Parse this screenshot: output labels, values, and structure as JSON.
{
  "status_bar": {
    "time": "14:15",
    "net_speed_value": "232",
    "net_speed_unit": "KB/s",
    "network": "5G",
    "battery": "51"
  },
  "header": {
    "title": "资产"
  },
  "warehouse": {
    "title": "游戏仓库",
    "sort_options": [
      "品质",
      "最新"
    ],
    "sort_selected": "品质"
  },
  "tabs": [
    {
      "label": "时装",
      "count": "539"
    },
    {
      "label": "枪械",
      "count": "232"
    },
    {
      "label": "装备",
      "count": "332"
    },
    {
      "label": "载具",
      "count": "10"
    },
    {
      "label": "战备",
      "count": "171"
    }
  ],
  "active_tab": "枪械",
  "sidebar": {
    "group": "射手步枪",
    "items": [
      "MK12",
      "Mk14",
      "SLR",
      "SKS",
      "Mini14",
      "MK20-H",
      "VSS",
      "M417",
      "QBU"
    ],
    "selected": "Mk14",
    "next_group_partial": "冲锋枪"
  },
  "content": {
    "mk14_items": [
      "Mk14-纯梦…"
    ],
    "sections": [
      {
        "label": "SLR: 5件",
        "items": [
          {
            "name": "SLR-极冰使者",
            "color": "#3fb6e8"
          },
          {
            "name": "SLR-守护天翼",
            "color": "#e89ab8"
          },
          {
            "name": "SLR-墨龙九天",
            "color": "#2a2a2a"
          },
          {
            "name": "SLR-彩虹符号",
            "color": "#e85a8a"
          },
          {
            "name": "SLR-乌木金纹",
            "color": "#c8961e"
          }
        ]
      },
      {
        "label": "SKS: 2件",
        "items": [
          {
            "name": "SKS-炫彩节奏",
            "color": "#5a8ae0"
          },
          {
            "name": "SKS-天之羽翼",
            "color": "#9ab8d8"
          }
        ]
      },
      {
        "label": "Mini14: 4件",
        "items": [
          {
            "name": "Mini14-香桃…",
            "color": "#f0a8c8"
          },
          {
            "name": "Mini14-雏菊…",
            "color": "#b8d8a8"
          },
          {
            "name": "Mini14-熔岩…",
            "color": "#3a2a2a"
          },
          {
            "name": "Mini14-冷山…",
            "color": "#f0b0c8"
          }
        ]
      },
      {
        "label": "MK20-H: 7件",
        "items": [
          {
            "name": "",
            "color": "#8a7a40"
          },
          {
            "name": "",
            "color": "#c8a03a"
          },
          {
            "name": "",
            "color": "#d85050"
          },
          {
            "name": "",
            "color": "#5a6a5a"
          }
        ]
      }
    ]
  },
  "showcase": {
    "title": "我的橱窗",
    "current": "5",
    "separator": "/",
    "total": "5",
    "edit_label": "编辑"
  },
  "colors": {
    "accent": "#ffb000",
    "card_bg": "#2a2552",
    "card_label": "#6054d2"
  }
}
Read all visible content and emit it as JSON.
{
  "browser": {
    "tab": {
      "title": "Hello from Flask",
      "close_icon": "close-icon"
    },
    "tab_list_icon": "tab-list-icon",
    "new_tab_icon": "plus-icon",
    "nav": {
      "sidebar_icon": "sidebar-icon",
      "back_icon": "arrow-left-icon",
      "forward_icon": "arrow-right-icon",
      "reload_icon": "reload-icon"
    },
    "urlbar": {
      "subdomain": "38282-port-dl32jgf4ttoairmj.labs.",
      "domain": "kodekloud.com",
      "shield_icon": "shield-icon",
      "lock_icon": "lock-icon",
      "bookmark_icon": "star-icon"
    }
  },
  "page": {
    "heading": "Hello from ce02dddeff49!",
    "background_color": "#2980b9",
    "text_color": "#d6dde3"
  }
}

▸ **DO THIS**: Retype all of the material, keeping each line exact.

▸ **ANSWER TO THIS TASK**:
Parse this screenshot: output labels, values, and structure as JSON.
{
  "status_bar": {
    "time": "14:15",
    "net_speed_value": "232",
    "net_speed_unit": "KB/s",
    "network": "5G",
    "battery": "51"
  },
  "header": {
    "title": "资产"
  },
  "warehouse": {
    "title": "游戏仓库",
    "sort_options": [
      "品质",
      "最新"
    ],
    "sort_selected": "品质"
  },
  "tabs": [
    {
      "label": "时装",
      "count": "539"
    },
    {
      "label": "枪械",
      "count": "232"
    },
    {
      "label": "装备",
      "count": "332"
    },
    {
      "label": "载具",
      "count": "10"
    },
    {
      "label": "战备",
      "count": "171"
    }
  ],
  "active_tab": "枪械",
  "sidebar": {
    "group": "射手步枪",
    "items": [
      "MK12",
      "Mk14",
      "SLR",
      "SKS",
      "Mini14",
      "MK20-H",
      "VSS",
      "M417",
      "QBU"
    ],
    "selected": "Mk14",
    "next_group_partial": "冲锋枪"
  },
  "content": {
    "mk14_items": [
      "Mk14-纯梦…"
    ],
    "sections": [
      {
        "label": "SLR: 5件",
        "items": [
          {
            "name": "SLR-极冰使者",
            "color": "#3fb6e8"
          },
          {
            "name": "SLR-守护天翼",
            "color": "#e89ab8"
          },
          {
            "name": "SLR-墨龙九天",
            "color": "#2a2a2a"
          },
          {
            "name": "SLR-彩虹符号",
            "color": "#e85a8a"
          },
          {
            "name": "SLR-乌木金纹",
            "color": "#c8961e"
          }
        ]
      },
      {
        "label": "SKS: 2件",
        "items": [
          {
            "name": "SKS-炫彩节奏",
            "color": "#5a8ae0"
          },
          {
            "name": "SKS-天之羽翼",
            "color": "#9ab8d8"
          }
        ]
      },
      {
        "label": "Mini14: 4件",
        "items": [
          {
            "name": "Mini14-香桃…",
            "color": "#f0a8c8"
          },
          {
            "name": "Mini14-雏菊…",
            "color": "#b8d8a8"
          },
          {
            "name": "Mini14-熔岩…",
            "color": "#3a2a2a"
          },
          {
            "name": "Mini14-冷山…",
            "color": "#f0b0c8"
          }
        ]
      },
      {
        "label": "MK20-H: 7件",
        "items": [
          {
            "name": "",
            "color": "#8a7a40"
          },
          {
            "name": "",
            "color": "#c8a03a"
          },
          {
            "name": "",
            "color": "#d85050"
          },
          {
            "name": "",
            "color": "#5a6a5a"
          }
        ]
      }
    ]
  },
  "showcase": {
    "title": "我的橱窗",
    "current": "5",
    "separator": "/",
    "total": "5",
    "edit_label": "编辑"
  },
  "colors": {
    "accent": "#ffb000",
    "card_bg": "#2a2552",
    "card_label": "#6054d2"
  }
}
Read all visible content and emit it as JSON.
{
  "browser": {
    "tab": {
      "title": "Hello from Flask",
      "close_icon": "close-icon"
    },
    "tab_list_icon": "tab-list-icon",
    "new_tab_icon": "plus-icon",
    "nav": {
      "sidebar_icon": "sidebar-icon",
      "back_icon": "arrow-left-icon",
      "forward_icon": "arrow-right-icon",
      "reload_icon": "reload-icon"
    },
    "urlbar": {
      "subdomain": "38282-port-dl32jgf4ttoairmj.labs.",
      "domain": "kodekloud.com",
      "shield_icon": "shield-icon",
      "lock_icon": "lock-icon",
      "bookmark_icon": "star-icon"
    }
  },
  "page": {
    "heading": "Hello from ce02dddeff49!",
    "background_color": "#2980b9",
    "text_color": "#d6dde3"
  }
}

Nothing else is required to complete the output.